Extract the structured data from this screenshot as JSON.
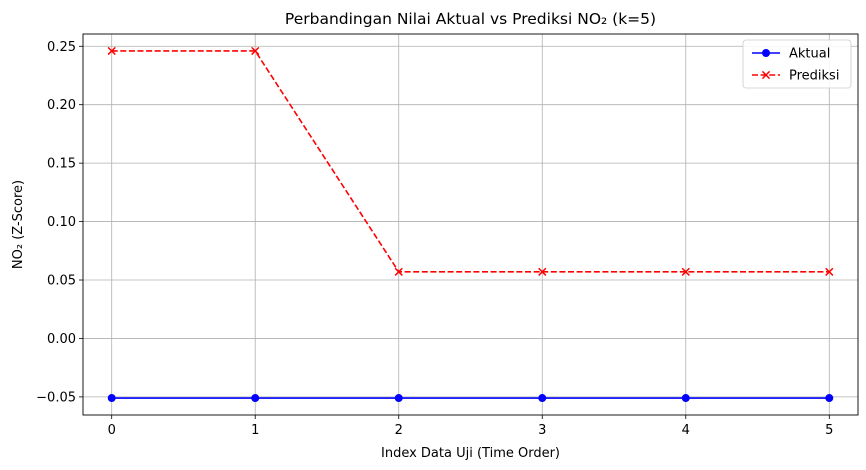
{
  "chart_data": {
    "type": "line",
    "title": "Perbandingan Nilai Aktual vs Prediksi NO₂ (k=5)",
    "xlabel": "Index Data Uji (Time Order)",
    "ylabel": "NO₂ (Z-Score)",
    "x": [
      0,
      1,
      2,
      3,
      4,
      5
    ],
    "xlim": [
      -0.2,
      5.2
    ],
    "ylim": [
      -0.0655,
      0.2605
    ],
    "xticks": [
      0,
      1,
      2,
      3,
      4,
      5
    ],
    "xtick_labels": [
      "0",
      "1",
      "2",
      "3",
      "4",
      "5"
    ],
    "yticks": [
      -0.05,
      0.0,
      0.05,
      0.1,
      0.15,
      0.2,
      0.25
    ],
    "ytick_labels": [
      "−0.05",
      "0.00",
      "0.05",
      "0.10",
      "0.15",
      "0.20",
      "0.25"
    ],
    "grid": true,
    "legend_position": "top-right",
    "series": [
      {
        "name": "Aktual",
        "values": [
          -0.051,
          -0.051,
          -0.051,
          -0.051,
          -0.051,
          -0.051
        ],
        "color": "#0000ff",
        "marker": "circle",
        "linestyle": "solid"
      },
      {
        "name": "Prediksi",
        "values": [
          0.246,
          0.246,
          0.057,
          0.057,
          0.057,
          0.057
        ],
        "color": "#ff0000",
        "marker": "x",
        "linestyle": "dashed"
      }
    ]
  }
}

STATED PROBLEM ->
Without including any pictures, print each record exactly.

FINISHED ANSWER ->
Extract the structured data from this screenshot as JSON.
{
  "chart_data": {
    "type": "line",
    "title": "Perbandingan Nilai Aktual vs Prediksi NO₂ (k=5)",
    "xlabel": "Index Data Uji (Time Order)",
    "ylabel": "NO₂ (Z-Score)",
    "x": [
      0,
      1,
      2,
      3,
      4,
      5
    ],
    "xlim": [
      -0.2,
      5.2
    ],
    "ylim": [
      -0.0655,
      0.2605
    ],
    "xticks": [
      0,
      1,
      2,
      3,
      4,
      5
    ],
    "xtick_labels": [
      "0",
      "1",
      "2",
      "3",
      "4",
      "5"
    ],
    "yticks": [
      -0.05,
      0.0,
      0.05,
      0.1,
      0.15,
      0.2,
      0.25
    ],
    "ytick_labels": [
      "−0.05",
      "0.00",
      "0.05",
      "0.10",
      "0.15",
      "0.20",
      "0.25"
    ],
    "grid": true,
    "legend_position": "top-right",
    "series": [
      {
        "name": "Aktual",
        "values": [
          -0.051,
          -0.051,
          -0.051,
          -0.051,
          -0.051,
          -0.051
        ],
        "color": "#0000ff",
        "marker": "circle",
        "linestyle": "solid"
      },
      {
        "name": "Prediksi",
        "values": [
          0.246,
          0.246,
          0.057,
          0.057,
          0.057,
          0.057
        ],
        "color": "#ff0000",
        "marker": "x",
        "linestyle": "dashed"
      }
    ]
  }
}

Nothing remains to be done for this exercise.